* **WHAT IS BEING ASKED**
Write down nothing except how many lines in the entries contain "cells".

* **INFORMATION SHOWN**
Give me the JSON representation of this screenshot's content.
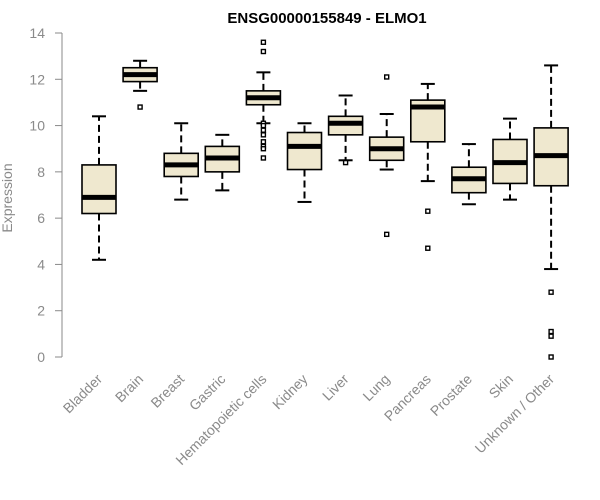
{
  "chart_data": {
    "type": "boxplot",
    "title": "ENSG00000155849 - ELMO1",
    "xlabel": "",
    "ylabel": "Expression",
    "ylim": [
      0,
      14
    ],
    "yticks": [
      0,
      2,
      4,
      6,
      8,
      10,
      12,
      14
    ],
    "categories": [
      "Bladder",
      "Brain",
      "Breast",
      "Gastric",
      "Hematopoietic cells",
      "Kidney",
      "Liver",
      "Lung",
      "Pancreas",
      "Prostate",
      "Skin",
      "Unknown / Other"
    ],
    "series": [
      {
        "category": "Bladder",
        "whisker_low": 4.2,
        "q1": 6.2,
        "median": 6.9,
        "q3": 8.3,
        "whisker_high": 10.4,
        "outliers": []
      },
      {
        "category": "Brain",
        "whisker_low": 11.5,
        "q1": 11.9,
        "median": 12.2,
        "q3": 12.5,
        "whisker_high": 12.8,
        "outliers": [
          10.8
        ]
      },
      {
        "category": "Breast",
        "whisker_low": 6.8,
        "q1": 7.8,
        "median": 8.3,
        "q3": 8.8,
        "whisker_high": 10.1,
        "outliers": []
      },
      {
        "category": "Gastric",
        "whisker_low": 7.2,
        "q1": 8.0,
        "median": 8.6,
        "q3": 9.1,
        "whisker_high": 9.6,
        "outliers": []
      },
      {
        "category": "Hematopoietic cells",
        "whisker_low": 10.1,
        "q1": 10.9,
        "median": 11.2,
        "q3": 11.5,
        "whisker_high": 12.3,
        "outliers": [
          13.6,
          13.2,
          10.1,
          10.0,
          9.8,
          9.6,
          9.3,
          9.1,
          9.0,
          8.6
        ]
      },
      {
        "category": "Kidney",
        "whisker_low": 6.7,
        "q1": 8.1,
        "median": 9.1,
        "q3": 9.7,
        "whisker_high": 10.1,
        "outliers": []
      },
      {
        "category": "Liver",
        "whisker_low": 8.5,
        "q1": 9.6,
        "median": 10.1,
        "q3": 10.4,
        "whisker_high": 11.3,
        "outliers": [
          8.4
        ]
      },
      {
        "category": "Lung",
        "whisker_low": 8.1,
        "q1": 8.5,
        "median": 9.0,
        "q3": 9.5,
        "whisker_high": 10.5,
        "outliers": [
          12.1,
          5.3
        ]
      },
      {
        "category": "Pancreas",
        "whisker_low": 7.6,
        "q1": 9.3,
        "median": 10.8,
        "q3": 11.1,
        "whisker_high": 11.8,
        "outliers": [
          6.3,
          4.7
        ]
      },
      {
        "category": "Prostate",
        "whisker_low": 6.6,
        "q1": 7.1,
        "median": 7.7,
        "q3": 8.2,
        "whisker_high": 9.2,
        "outliers": []
      },
      {
        "category": "Skin",
        "whisker_low": 6.8,
        "q1": 7.5,
        "median": 8.4,
        "q3": 9.4,
        "whisker_high": 10.3,
        "outliers": []
      },
      {
        "category": "Unknown / Other",
        "whisker_low": 3.8,
        "q1": 7.4,
        "median": 8.7,
        "q3": 9.9,
        "whisker_high": 12.6,
        "outliers": [
          2.8,
          1.1,
          0.9,
          0.0
        ]
      }
    ],
    "grid": false,
    "legend": "none"
  },
  "colors": {
    "box_fill": "#efe8cf",
    "box_stroke": "#000000",
    "median": "#000000",
    "axis": "#8a8a8a",
    "text_muted": "#8a8a8a",
    "title": "#000000"
  }
}
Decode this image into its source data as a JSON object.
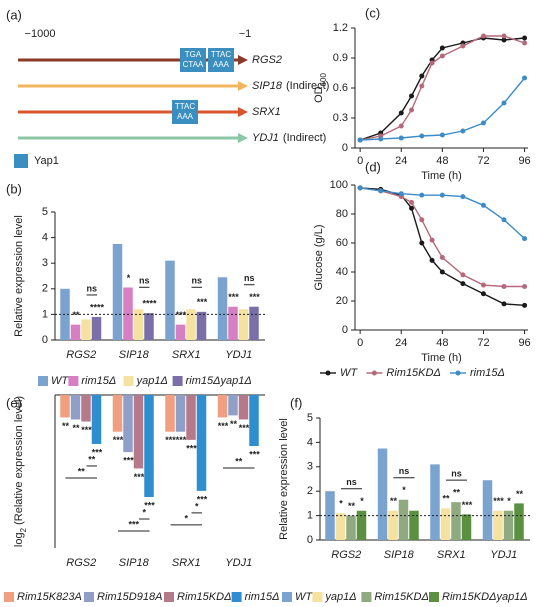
{
  "diagram": {
    "panel": "(a)",
    "start": "−1000",
    "end": "−1",
    "legend": "Yap1",
    "genes": [
      {
        "name": "RGS2",
        "color": "#8b3a2a",
        "sites": [
          [
            "TGA",
            "CTAA"
          ],
          [
            "TTAC",
            "AAA"
          ]
        ]
      },
      {
        "name": "SIP18",
        "note": "(Indirect)",
        "color": "#f2b45c",
        "sites": []
      },
      {
        "name": "SRX1",
        "color": "#d9532b",
        "sites": [
          [
            "TTAC",
            "AAA"
          ]
        ]
      },
      {
        "name": "YDJ1",
        "note": "(Indirect)",
        "color": "#8cc7a5",
        "sites": []
      }
    ]
  },
  "chart_data": [
    {
      "type": "bar",
      "panel": "(b)",
      "ylabel": [
        {
          "text": "Relative expression level"
        }
      ],
      "categories": [
        "RGS2",
        "SIP18",
        "SRX1",
        "YDJ1"
      ],
      "series": [
        {
          "name": "WT",
          "color": "#7ba3cf",
          "values": [
            2.0,
            3.75,
            3.1,
            2.45
          ]
        },
        {
          "name": "rim15Δ",
          "color": "#d67fc2",
          "values": [
            0.6,
            2.05,
            0.6,
            1.3
          ]
        },
        {
          "name": "yap1Δ",
          "color": "#f6e2a0",
          "values": [
            0.8,
            1.2,
            1.2,
            1.2
          ]
        },
        {
          "name": "rim15Δyap1Δ",
          "color": "#7a6fa8",
          "values": [
            0.9,
            1.05,
            1.1,
            1.3
          ]
        }
      ],
      "ylim": [
        0,
        5
      ],
      "yticks": [
        0,
        1,
        2,
        3,
        4,
        5
      ],
      "reference_line": 1,
      "legend": "below",
      "annotations": [
        {
          "category": 0,
          "series": 1,
          "text": "**"
        },
        {
          "category": 0,
          "series": 3,
          "text": "****"
        },
        {
          "category": 0,
          "from": 2,
          "to": 3,
          "text": "ns"
        },
        {
          "category": 1,
          "series": 1,
          "text": "*"
        },
        {
          "category": 1,
          "series": 3,
          "text": "****"
        },
        {
          "category": 1,
          "from": 2,
          "to": 3,
          "text": "ns"
        },
        {
          "category": 2,
          "series": 1,
          "text": "***"
        },
        {
          "category": 2,
          "series": 3,
          "text": "***"
        },
        {
          "category": 2,
          "from": 2,
          "to": 3,
          "text": "ns"
        },
        {
          "category": 3,
          "series": 1,
          "text": "***"
        },
        {
          "category": 3,
          "series": 3,
          "text": "***"
        },
        {
          "category": 3,
          "from": 2,
          "to": 3,
          "text": "ns"
        }
      ]
    },
    {
      "type": "line",
      "panel": "(c)",
      "ylabel": [
        {
          "text": "OD"
        },
        {
          "text": "600",
          "sub": true
        }
      ],
      "xlabel": "Time (h)",
      "series": [
        {
          "name": "WT",
          "color": "#1a1a1a",
          "x": [
            0,
            12,
            24,
            30,
            36,
            42,
            48,
            60,
            72,
            84,
            96
          ],
          "values": [
            0.08,
            0.15,
            0.35,
            0.52,
            0.72,
            0.88,
            1.0,
            1.05,
            1.1,
            1.08,
            1.1
          ]
        },
        {
          "name": "Rim15KDΔ",
          "color": "#b5697a",
          "x": [
            0,
            12,
            24,
            30,
            36,
            42,
            48,
            60,
            72,
            84,
            96
          ],
          "values": [
            0.08,
            0.12,
            0.22,
            0.38,
            0.62,
            0.85,
            0.92,
            1.02,
            1.12,
            1.12,
            1.05
          ]
        },
        {
          "name": "rim15Δ",
          "color": "#3d8cc8",
          "x": [
            0,
            12,
            24,
            36,
            48,
            60,
            72,
            84,
            96
          ],
          "values": [
            0.08,
            0.09,
            0.1,
            0.12,
            0.13,
            0.17,
            0.25,
            0.45,
            0.7
          ]
        }
      ],
      "xlim": [
        -3,
        98
      ],
      "xticks": [
        0,
        24,
        48,
        72,
        96
      ],
      "ylim": [
        0,
        1.2
      ],
      "yticks": [
        0,
        0.3,
        0.6,
        0.9,
        1.2
      ]
    },
    {
      "type": "line",
      "panel": "(d)",
      "ylabel": [
        {
          "text": "Glucose (g/L)"
        }
      ],
      "xlabel": "Time (h)",
      "series": [
        {
          "name": "WT",
          "color": "#1a1a1a",
          "x": [
            0,
            12,
            24,
            30,
            36,
            42,
            48,
            60,
            72,
            84,
            96
          ],
          "values": [
            98,
            97,
            93,
            84,
            60,
            48,
            40,
            32,
            25,
            18,
            17
          ]
        },
        {
          "name": "Rim15KDΔ",
          "color": "#b5697a",
          "x": [
            0,
            12,
            24,
            30,
            36,
            42,
            48,
            60,
            72,
            84,
            96
          ],
          "values": [
            98,
            96,
            92,
            88,
            76,
            62,
            50,
            38,
            31,
            30,
            30
          ]
        },
        {
          "name": "rim15Δ",
          "color": "#3d8cc8",
          "x": [
            0,
            12,
            24,
            36,
            48,
            60,
            72,
            84,
            96
          ],
          "values": [
            98,
            96,
            94,
            93,
            93,
            92,
            86,
            76,
            63
          ]
        }
      ],
      "xlim": [
        -3,
        98
      ],
      "xticks": [
        0,
        24,
        48,
        72,
        96
      ],
      "ylim": [
        0,
        100
      ],
      "yticks": [
        0,
        20,
        40,
        60,
        80,
        100
      ],
      "legend": "below"
    },
    {
      "type": "bar",
      "panel": "(e)",
      "ylabel": [
        {
          "text": "log"
        },
        {
          "text": "2",
          "sub": true
        },
        {
          "text": " (Relative expression level)"
        }
      ],
      "categories": [
        "RGS2",
        "SIP18",
        "SRX1",
        "YDJ1"
      ],
      "series": [
        {
          "name": "Rim15K823A",
          "color": "#f0a080",
          "values": [
            -1.1,
            -1.8,
            -1.8,
            -1.1
          ]
        },
        {
          "name": "Rim15D918A",
          "color": "#8f9fc8",
          "values": [
            -1.2,
            -2.8,
            -1.8,
            -1.0
          ]
        },
        {
          "name": "Rim15KDΔ",
          "color": "#b57a8a",
          "values": [
            -1.3,
            -3.6,
            -2.2,
            -1.2
          ]
        },
        {
          "name": "rim15Δ",
          "color": "#2f8ed0",
          "values": [
            -2.4,
            -5.0,
            -4.7,
            -2.5
          ]
        }
      ],
      "ylim": [
        -7.5,
        0
      ],
      "legend": "below",
      "annotations": [
        {
          "category": 0,
          "series": 0,
          "text": "**"
        },
        {
          "category": 0,
          "series": 1,
          "text": "**"
        },
        {
          "category": 0,
          "series": 2,
          "text": "***"
        },
        {
          "category": 0,
          "series": 3,
          "text": "***"
        },
        {
          "category": 0,
          "from": 2,
          "to": 3,
          "text": "**"
        },
        {
          "category": 0,
          "from": 0,
          "to": 3,
          "text": "**"
        },
        {
          "category": 1,
          "series": 0,
          "text": "***"
        },
        {
          "category": 1,
          "series": 1,
          "text": "***"
        },
        {
          "category": 1,
          "series": 2,
          "text": "***"
        },
        {
          "category": 1,
          "series": 3,
          "text": "***"
        },
        {
          "category": 1,
          "from": 2,
          "to": 3,
          "text": "*"
        },
        {
          "category": 1,
          "from": 0,
          "to": 3,
          "text": "***"
        },
        {
          "category": 2,
          "series": 0,
          "text": "***"
        },
        {
          "category": 2,
          "series": 1,
          "text": "***"
        },
        {
          "category": 2,
          "series": 2,
          "text": "***"
        },
        {
          "category": 2,
          "series": 3,
          "text": "***"
        },
        {
          "category": 2,
          "from": 2,
          "to": 3,
          "text": "*"
        },
        {
          "category": 2,
          "from": 0,
          "to": 3,
          "text": "*"
        },
        {
          "category": 3,
          "series": 0,
          "text": "***"
        },
        {
          "category": 3,
          "series": 1,
          "text": "**"
        },
        {
          "category": 3,
          "series": 2,
          "text": "***"
        },
        {
          "category": 3,
          "series": 3,
          "text": "***"
        },
        {
          "category": 3,
          "from": 0,
          "to": 3,
          "text": "**"
        }
      ]
    },
    {
      "type": "bar",
      "panel": "(f)",
      "ylabel": [
        {
          "text": "Relative expression level"
        }
      ],
      "categories": [
        "RGS2",
        "SIP18",
        "SRX1",
        "YDJ1"
      ],
      "series": [
        {
          "name": "WT",
          "color": "#7ba3cf",
          "values": [
            2.0,
            3.75,
            3.1,
            2.45
          ]
        },
        {
          "name": "yap1Δ",
          "color": "#f6e2a0",
          "values": [
            1.1,
            1.2,
            1.3,
            1.2
          ]
        },
        {
          "name": "Rim15KDΔ",
          "color": "#8faa80",
          "values": [
            1.0,
            1.65,
            1.55,
            1.2
          ]
        },
        {
          "name": "Rim15KDΔyap1Δ",
          "color": "#5a9040",
          "values": [
            1.2,
            1.2,
            1.05,
            1.5
          ]
        }
      ],
      "ylim": [
        0,
        5
      ],
      "yticks": [
        0,
        1,
        2,
        3,
        4,
        5
      ],
      "reference_line": 1,
      "legend": "below",
      "annotations": [
        {
          "category": 0,
          "series": 1,
          "text": "*"
        },
        {
          "category": 0,
          "series": 2,
          "text": "**"
        },
        {
          "category": 0,
          "series": 3,
          "text": "*"
        },
        {
          "category": 0,
          "from": 1,
          "to": 3,
          "text": "ns"
        },
        {
          "category": 1,
          "series": 1,
          "text": "**"
        },
        {
          "category": 1,
          "series": 2,
          "text": "*"
        },
        {
          "category": 1,
          "from": 1,
          "to": 3,
          "text": "ns"
        },
        {
          "category": 2,
          "series": 1,
          "text": "**"
        },
        {
          "category": 2,
          "series": 2,
          "text": "**"
        },
        {
          "category": 2,
          "series": 3,
          "text": "***"
        },
        {
          "category": 2,
          "from": 1,
          "to": 3,
          "text": "ns"
        },
        {
          "category": 3,
          "series": 1,
          "text": "***"
        },
        {
          "category": 3,
          "series": 2,
          "text": "*"
        },
        {
          "category": 3,
          "series": 3,
          "text": "**"
        }
      ]
    }
  ]
}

* **REPLY TO THE EXERCISE**
2